**Instructions for the task**
Transcribe everything in the data word for word. Pictures are left out.

**Exercise inputs**
»»
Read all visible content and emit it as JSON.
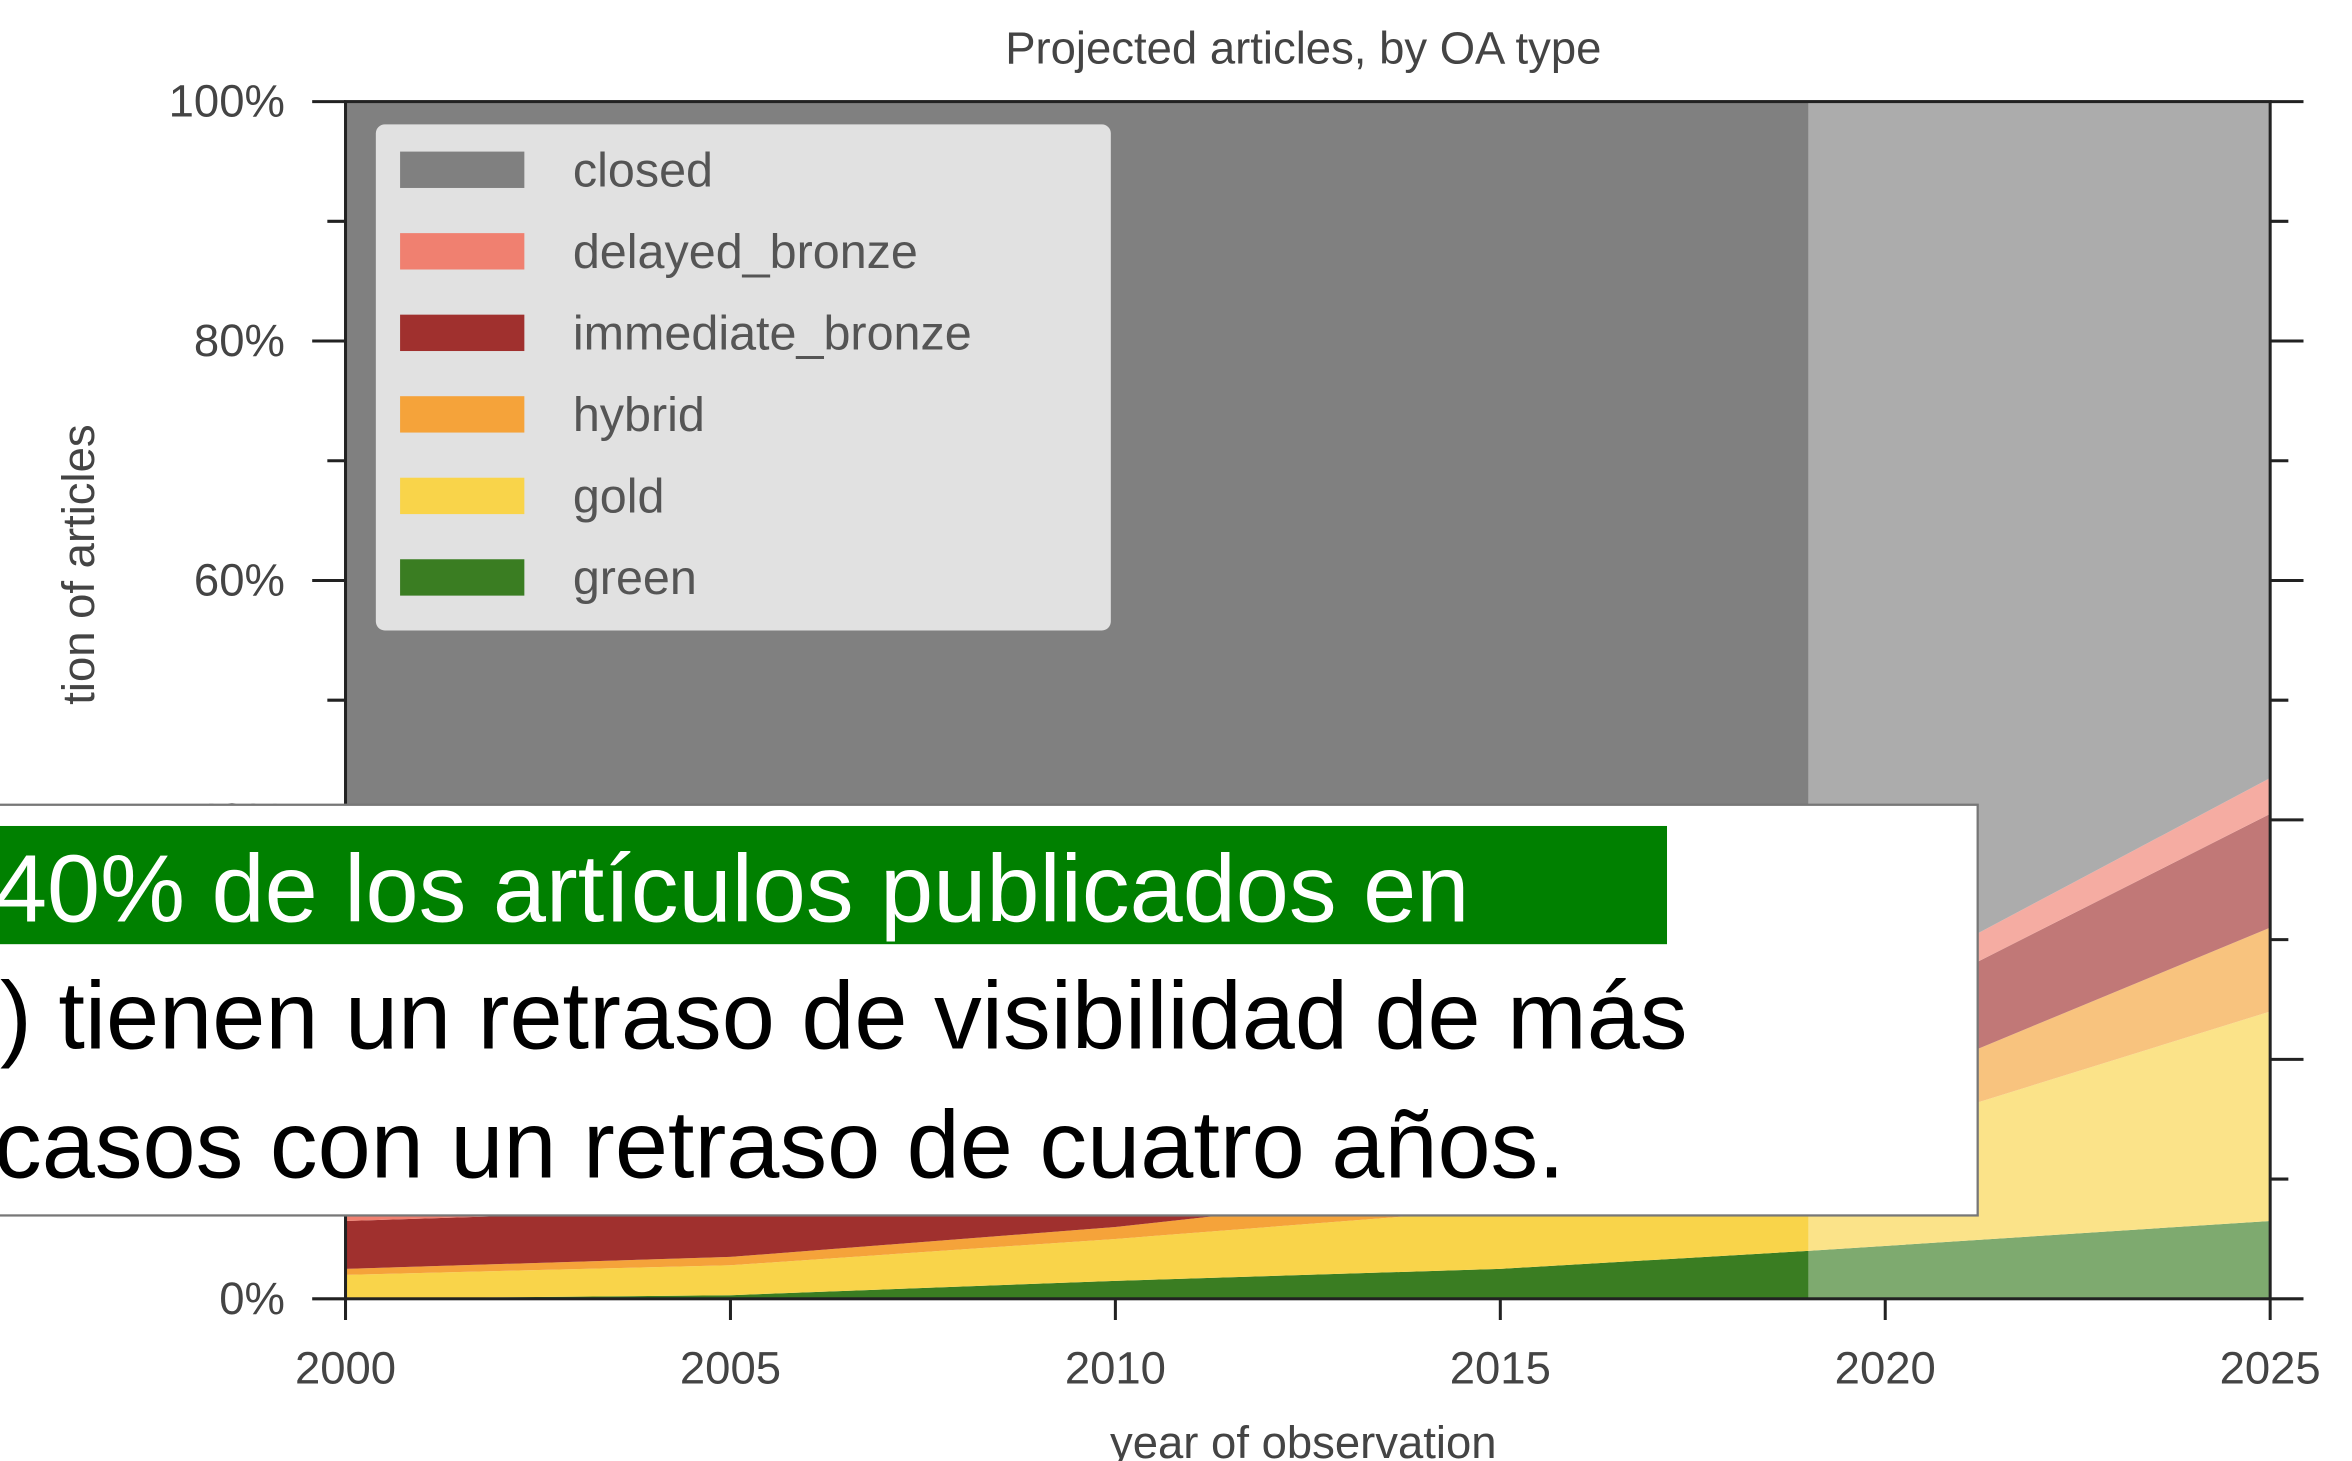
{
  "chart_data": {
    "type": "stackedarea",
    "title": "Projected articles, by OA type",
    "x_label": "year of observation",
    "y_label": "tion of articles",
    "x": [
      2000,
      2005,
      2010,
      2015,
      2019,
      2025
    ],
    "series": [
      {
        "name": "green",
        "color": "#3a7d22",
        "values": [
          0,
          0.3,
          1.5,
          2.5,
          4,
          6.5
        ]
      },
      {
        "name": "gold",
        "color": "#f9d44a",
        "values": [
          2,
          2.5,
          3.5,
          5,
          8,
          17.5
        ]
      },
      {
        "name": "hybrid",
        "color": "#f5a33a",
        "values": [
          0.5,
          0.7,
          1,
          2,
          3,
          7
        ]
      },
      {
        "name": "immediate_bronze",
        "color": "#a0302e",
        "values": [
          4,
          4,
          3,
          4,
          6,
          9.5
        ]
      },
      {
        "name": "delayed_bronze",
        "color": "#f08070",
        "values": [
          0.5,
          0.5,
          1,
          1.5,
          2,
          3
        ]
      },
      {
        "name": "closed",
        "color": "#808080",
        "values": [
          93,
          92,
          90,
          85,
          77,
          56.5
        ]
      }
    ],
    "projected_from": 2019,
    "xlim": [
      2000,
      2025
    ],
    "xticks": [
      2000,
      2005,
      2010,
      2015,
      2020,
      2025
    ],
    "ylim": [
      0,
      100
    ],
    "yticks": [
      {
        "value": 0,
        "label": "0%"
      },
      {
        "value": 20,
        "label": "20%"
      },
      {
        "value": 40,
        "label": "40%"
      },
      {
        "value": 60,
        "label": "60%"
      },
      {
        "value": 80,
        "label": "80%"
      },
      {
        "value": 100,
        "label": "100%"
      }
    ],
    "yticks_minor": [
      10,
      30,
      50,
      70,
      90
    ],
    "legend": "upper left"
  },
  "overlay": {
    "lines": [
      "40% de los artículos publicados en",
      ") tienen un retraso de visibilidad de más",
      "casos con un retraso de cuatro años."
    ]
  }
}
««
**Result of the task**
Read all visible content and emit it as JSON.
{
  "chart_data": {
    "type": "stackedarea",
    "title": "Projected articles, by OA type",
    "x_label": "year of observation",
    "y_label": "tion of articles",
    "x": [
      2000,
      2005,
      2010,
      2015,
      2019,
      2025
    ],
    "series": [
      {
        "name": "green",
        "color": "#3a7d22",
        "values": [
          0,
          0.3,
          1.5,
          2.5,
          4,
          6.5
        ]
      },
      {
        "name": "gold",
        "color": "#f9d44a",
        "values": [
          2,
          2.5,
          3.5,
          5,
          8,
          17.5
        ]
      },
      {
        "name": "hybrid",
        "color": "#f5a33a",
        "values": [
          0.5,
          0.7,
          1,
          2,
          3,
          7
        ]
      },
      {
        "name": "immediate_bronze",
        "color": "#a0302e",
        "values": [
          4,
          4,
          3,
          4,
          6,
          9.5
        ]
      },
      {
        "name": "delayed_bronze",
        "color": "#f08070",
        "values": [
          0.5,
          0.5,
          1,
          1.5,
          2,
          3
        ]
      },
      {
        "name": "closed",
        "color": "#808080",
        "values": [
          93,
          92,
          90,
          85,
          77,
          56.5
        ]
      }
    ],
    "projected_from": 2019,
    "xlim": [
      2000,
      2025
    ],
    "xticks": [
      2000,
      2005,
      2010,
      2015,
      2020,
      2025
    ],
    "ylim": [
      0,
      100
    ],
    "yticks": [
      {
        "value": 0,
        "label": "0%"
      },
      {
        "value": 20,
        "label": "20%"
      },
      {
        "value": 40,
        "label": "40%"
      },
      {
        "value": 60,
        "label": "60%"
      },
      {
        "value": 80,
        "label": "80%"
      },
      {
        "value": 100,
        "label": "100%"
      }
    ],
    "yticks_minor": [
      10,
      30,
      50,
      70,
      90
    ],
    "legend": "upper left"
  },
  "overlay": {
    "lines": [
      "40% de los artículos publicados en",
      ") tienen un retraso de visibilidad de más",
      "casos con un retraso de cuatro años."
    ]
  }
}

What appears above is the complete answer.